Dataset rows:
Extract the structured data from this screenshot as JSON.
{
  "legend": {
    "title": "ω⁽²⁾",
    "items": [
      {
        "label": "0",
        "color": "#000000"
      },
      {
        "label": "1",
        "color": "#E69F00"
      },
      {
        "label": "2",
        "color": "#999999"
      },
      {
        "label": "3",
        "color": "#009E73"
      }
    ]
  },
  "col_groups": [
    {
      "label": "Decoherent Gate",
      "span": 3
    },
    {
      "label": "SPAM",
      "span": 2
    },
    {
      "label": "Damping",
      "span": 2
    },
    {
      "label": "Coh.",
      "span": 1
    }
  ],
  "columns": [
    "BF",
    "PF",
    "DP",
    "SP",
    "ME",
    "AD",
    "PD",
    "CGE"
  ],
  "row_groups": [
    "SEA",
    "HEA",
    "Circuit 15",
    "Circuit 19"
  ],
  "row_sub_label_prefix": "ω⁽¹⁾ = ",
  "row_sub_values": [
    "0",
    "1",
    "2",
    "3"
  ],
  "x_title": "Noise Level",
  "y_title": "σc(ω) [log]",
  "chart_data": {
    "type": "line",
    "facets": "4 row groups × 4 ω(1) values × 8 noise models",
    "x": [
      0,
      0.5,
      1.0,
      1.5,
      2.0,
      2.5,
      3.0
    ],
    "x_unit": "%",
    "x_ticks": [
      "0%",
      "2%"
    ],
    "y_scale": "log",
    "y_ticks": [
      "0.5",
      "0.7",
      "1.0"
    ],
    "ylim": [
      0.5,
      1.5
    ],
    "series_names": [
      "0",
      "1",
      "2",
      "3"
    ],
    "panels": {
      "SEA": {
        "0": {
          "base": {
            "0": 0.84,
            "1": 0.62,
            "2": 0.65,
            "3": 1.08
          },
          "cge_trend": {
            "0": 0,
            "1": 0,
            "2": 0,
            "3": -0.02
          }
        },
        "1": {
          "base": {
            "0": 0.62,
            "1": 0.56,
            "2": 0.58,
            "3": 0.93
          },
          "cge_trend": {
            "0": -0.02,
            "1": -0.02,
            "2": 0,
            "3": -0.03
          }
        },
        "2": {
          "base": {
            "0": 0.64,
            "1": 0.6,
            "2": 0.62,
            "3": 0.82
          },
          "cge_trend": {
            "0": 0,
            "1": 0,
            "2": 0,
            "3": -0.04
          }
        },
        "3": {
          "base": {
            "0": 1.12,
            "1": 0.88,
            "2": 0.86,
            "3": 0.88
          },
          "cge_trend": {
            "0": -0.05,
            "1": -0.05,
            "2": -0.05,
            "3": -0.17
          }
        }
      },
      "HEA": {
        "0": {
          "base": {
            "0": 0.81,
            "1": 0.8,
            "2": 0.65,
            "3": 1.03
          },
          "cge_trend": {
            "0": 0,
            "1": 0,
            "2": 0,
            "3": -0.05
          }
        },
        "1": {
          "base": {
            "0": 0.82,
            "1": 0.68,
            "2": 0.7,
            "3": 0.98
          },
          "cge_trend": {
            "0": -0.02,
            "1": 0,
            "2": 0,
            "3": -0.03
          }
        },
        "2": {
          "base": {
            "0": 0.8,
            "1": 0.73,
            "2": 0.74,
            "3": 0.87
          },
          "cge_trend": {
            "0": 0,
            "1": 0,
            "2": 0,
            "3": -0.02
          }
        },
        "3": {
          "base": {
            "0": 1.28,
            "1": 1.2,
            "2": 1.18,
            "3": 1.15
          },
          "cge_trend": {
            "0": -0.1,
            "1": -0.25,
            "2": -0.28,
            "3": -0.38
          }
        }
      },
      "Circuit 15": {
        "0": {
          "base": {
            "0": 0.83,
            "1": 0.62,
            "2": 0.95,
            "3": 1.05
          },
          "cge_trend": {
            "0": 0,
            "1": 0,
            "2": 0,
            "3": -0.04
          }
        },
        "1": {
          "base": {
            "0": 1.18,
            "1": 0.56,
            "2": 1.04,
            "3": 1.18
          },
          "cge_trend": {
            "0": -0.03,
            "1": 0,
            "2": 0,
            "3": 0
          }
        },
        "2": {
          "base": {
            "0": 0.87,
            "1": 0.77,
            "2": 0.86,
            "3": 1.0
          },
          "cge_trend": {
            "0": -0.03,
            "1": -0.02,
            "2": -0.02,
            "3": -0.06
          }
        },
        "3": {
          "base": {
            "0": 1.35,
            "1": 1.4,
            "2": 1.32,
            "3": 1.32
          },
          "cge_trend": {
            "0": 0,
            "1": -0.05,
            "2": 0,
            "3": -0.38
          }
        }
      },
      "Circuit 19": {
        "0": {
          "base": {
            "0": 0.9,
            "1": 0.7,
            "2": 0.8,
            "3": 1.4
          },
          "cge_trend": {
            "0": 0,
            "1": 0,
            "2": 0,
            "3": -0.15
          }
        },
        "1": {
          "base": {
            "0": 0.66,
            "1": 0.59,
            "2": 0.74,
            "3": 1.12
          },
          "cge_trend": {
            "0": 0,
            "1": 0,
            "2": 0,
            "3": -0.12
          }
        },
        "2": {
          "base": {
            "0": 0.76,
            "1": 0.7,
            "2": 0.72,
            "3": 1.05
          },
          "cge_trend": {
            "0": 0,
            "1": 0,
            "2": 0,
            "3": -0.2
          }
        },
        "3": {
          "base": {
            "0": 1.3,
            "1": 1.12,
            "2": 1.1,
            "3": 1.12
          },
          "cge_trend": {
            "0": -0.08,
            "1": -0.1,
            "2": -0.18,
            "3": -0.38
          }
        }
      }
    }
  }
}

■ Set exercise: Print out every record again, exactly and in full.

■ Result of this task:
Extract the structured data from this screenshot as JSON.
{
  "legend": {
    "title": "ω⁽²⁾",
    "items": [
      {
        "label": "0",
        "color": "#000000"
      },
      {
        "label": "1",
        "color": "#E69F00"
      },
      {
        "label": "2",
        "color": "#999999"
      },
      {
        "label": "3",
        "color": "#009E73"
      }
    ]
  },
  "col_groups": [
    {
      "label": "Decoherent Gate",
      "span": 3
    },
    {
      "label": "SPAM",
      "span": 2
    },
    {
      "label": "Damping",
      "span": 2
    },
    {
      "label": "Coh.",
      "span": 1
    }
  ],
  "columns": [
    "BF",
    "PF",
    "DP",
    "SP",
    "ME",
    "AD",
    "PD",
    "CGE"
  ],
  "row_groups": [
    "SEA",
    "HEA",
    "Circuit 15",
    "Circuit 19"
  ],
  "row_sub_label_prefix": "ω⁽¹⁾ = ",
  "row_sub_values": [
    "0",
    "1",
    "2",
    "3"
  ],
  "x_title": "Noise Level",
  "y_title": "σc(ω) [log]",
  "chart_data": {
    "type": "line",
    "facets": "4 row groups × 4 ω(1) values × 8 noise models",
    "x": [
      0,
      0.5,
      1.0,
      1.5,
      2.0,
      2.5,
      3.0
    ],
    "x_unit": "%",
    "x_ticks": [
      "0%",
      "2%"
    ],
    "y_scale": "log",
    "y_ticks": [
      "0.5",
      "0.7",
      "1.0"
    ],
    "ylim": [
      0.5,
      1.5
    ],
    "series_names": [
      "0",
      "1",
      "2",
      "3"
    ],
    "panels": {
      "SEA": {
        "0": {
          "base": {
            "0": 0.84,
            "1": 0.62,
            "2": 0.65,
            "3": 1.08
          },
          "cge_trend": {
            "0": 0,
            "1": 0,
            "2": 0,
            "3": -0.02
          }
        },
        "1": {
          "base": {
            "0": 0.62,
            "1": 0.56,
            "2": 0.58,
            "3": 0.93
          },
          "cge_trend": {
            "0": -0.02,
            "1": -0.02,
            "2": 0,
            "3": -0.03
          }
        },
        "2": {
          "base": {
            "0": 0.64,
            "1": 0.6,
            "2": 0.62,
            "3": 0.82
          },
          "cge_trend": {
            "0": 0,
            "1": 0,
            "2": 0,
            "3": -0.04
          }
        },
        "3": {
          "base": {
            "0": 1.12,
            "1": 0.88,
            "2": 0.86,
            "3": 0.88
          },
          "cge_trend": {
            "0": -0.05,
            "1": -0.05,
            "2": -0.05,
            "3": -0.17
          }
        }
      },
      "HEA": {
        "0": {
          "base": {
            "0": 0.81,
            "1": 0.8,
            "2": 0.65,
            "3": 1.03
          },
          "cge_trend": {
            "0": 0,
            "1": 0,
            "2": 0,
            "3": -0.05
          }
        },
        "1": {
          "base": {
            "0": 0.82,
            "1": 0.68,
            "2": 0.7,
            "3": 0.98
          },
          "cge_trend": {
            "0": -0.02,
            "1": 0,
            "2": 0,
            "3": -0.03
          }
        },
        "2": {
          "base": {
            "0": 0.8,
            "1": 0.73,
            "2": 0.74,
            "3": 0.87
          },
          "cge_trend": {
            "0": 0,
            "1": 0,
            "2": 0,
            "3": -0.02
          }
        },
        "3": {
          "base": {
            "0": 1.28,
            "1": 1.2,
            "2": 1.18,
            "3": 1.15
          },
          "cge_trend": {
            "0": -0.1,
            "1": -0.25,
            "2": -0.28,
            "3": -0.38
          }
        }
      },
      "Circuit 15": {
        "0": {
          "base": {
            "0": 0.83,
            "1": 0.62,
            "2": 0.95,
            "3": 1.05
          },
          "cge_trend": {
            "0": 0,
            "1": 0,
            "2": 0,
            "3": -0.04
          }
        },
        "1": {
          "base": {
            "0": 1.18,
            "1": 0.56,
            "2": 1.04,
            "3": 1.18
          },
          "cge_trend": {
            "0": -0.03,
            "1": 0,
            "2": 0,
            "3": 0
          }
        },
        "2": {
          "base": {
            "0": 0.87,
            "1": 0.77,
            "2": 0.86,
            "3": 1.0
          },
          "cge_trend": {
            "0": -0.03,
            "1": -0.02,
            "2": -0.02,
            "3": -0.06
          }
        },
        "3": {
          "base": {
            "0": 1.35,
            "1": 1.4,
            "2": 1.32,
            "3": 1.32
          },
          "cge_trend": {
            "0": 0,
            "1": -0.05,
            "2": 0,
            "3": -0.38
          }
        }
      },
      "Circuit 19": {
        "0": {
          "base": {
            "0": 0.9,
            "1": 0.7,
            "2": 0.8,
            "3": 1.4
          },
          "cge_trend": {
            "0": 0,
            "1": 0,
            "2": 0,
            "3": -0.15
          }
        },
        "1": {
          "base": {
            "0": 0.66,
            "1": 0.59,
            "2": 0.74,
            "3": 1.12
          },
          "cge_trend": {
            "0": 0,
            "1": 0,
            "2": 0,
            "3": -0.12
          }
        },
        "2": {
          "base": {
            "0": 0.76,
            "1": 0.7,
            "2": 0.72,
            "3": 1.05
          },
          "cge_trend": {
            "0": 0,
            "1": 0,
            "2": 0,
            "3": -0.2
          }
        },
        "3": {
          "base": {
            "0": 1.3,
            "1": 1.12,
            "2": 1.1,
            "3": 1.12
          },
          "cge_trend": {
            "0": -0.08,
            "1": -0.1,
            "2": -0.18,
            "3": -0.38
          }
        }
      }
    }
  }
}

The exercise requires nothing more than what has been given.